Collected data
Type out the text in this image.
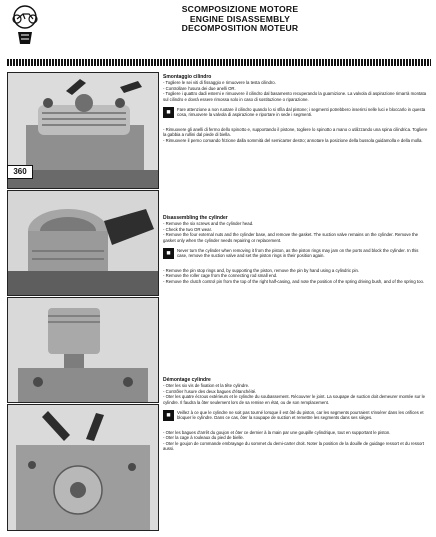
SCOMPOSIZIONE MOTORE
ENGINE DISASSEMBLY
DECOMPOSITION MOTEUR
360

Smontaggio cilindro

- Togliere le sei viti di fissaggio e rimuovere la testa cilindro.

- Controllare l'usura dei due anelli OR.

- Togliere i quattro dadi esterni e rimuovere il cilindro dal basamento recuperando la guarnizione. La valvola di aspirazione rimarrà montata sul cilindro e dovrà essere rimossa solo in caso di sostituzione o riparazione.

■	Fare attenzione a non ruotare il cilindro quando lo si sfila dal pistone; i segmenti potrebbero inserirsi nelle luci e bloccarlo in questa cosa, rimuovere la valvola di aspirazione e riportare in sede i segmenti.

- Rimuovere gli anelli di fermo dello spinotto e, supportando il pistone, togliere lo spinotto a mano o utilizzando una spina cilindrica. Togliere la gabbia a rullini dal piede di biella.

- Rimuovere il perno comando frizione dalla sommità del semicarter destro; annotare la posizione della bussola guidamolla e della molla.

Disassembling the cylinder

- Remove the six screws and the cylinder head.

- Check the two OR wear.

- Remove the four external nuts and the cylinder base, and remove the gasket. The suction valve remains on the cylinder. Remove the gasket only when the cylinder needs repairing or replacement.

■	Never turn the cylinder when removing it from the piston, as the piston rings may jam on the ports and block the cylinder. In this case, remove the suction valve and set the piston rings in their position again.

- Remove the pin stop rings and, by supporting the piston, remove the pin by hand using a cylindric pin.

- Remove the roller cage from the connecting rod small end.

- Remove the clutch control pin from the top of the right half-casing, and note the position of the spring driving bush, and of the spring too.

Démontage cylindre

- Oter les six vis de fixation et la tête cylindre.

- Contrôler l'usure des deux bagues d'étanchéité.

- Oter les quatre écrous extérieurs et le cylindre du soubassement. Récouvrer le joint. La soupape de suction doit demeurer montée sur le cylindre. Il faudra la ôter seulement lors de sa remise en état, ou de son remplacement.

■	Veillez à ce que le cylindre ne soit pas tourné lorsque il est ôté du piston, car les segments pourraient s'insérer dans les orifices et bloquer le cylindre. Dans ce cas, ôter la soupape de suction et remettre les segments dans ses sièges.

- Oter les bagues d'arrêt du goujon et ôter ce dernier à la main par une goupille cylindrique, tout en supportant le piston.

- Oter la cage à rouleaux du pied de bielle.

- Oter le goujon de commande embrayage du sommet du demi-carter droit. Noter la position de la douille de guidage ressort et du ressort aussi.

PROBLEM TO SOLVE: Which lines include "bagues"? Copy each of them out.

RESPONSE TO THIS TASK:
- Contrôler l'usure des deux bagues d'étanchéité.
- Oter les bagues d'arrêt du goujon et ôter ce dernier à la main par une goupille cylindrique, tout en supportant le piston.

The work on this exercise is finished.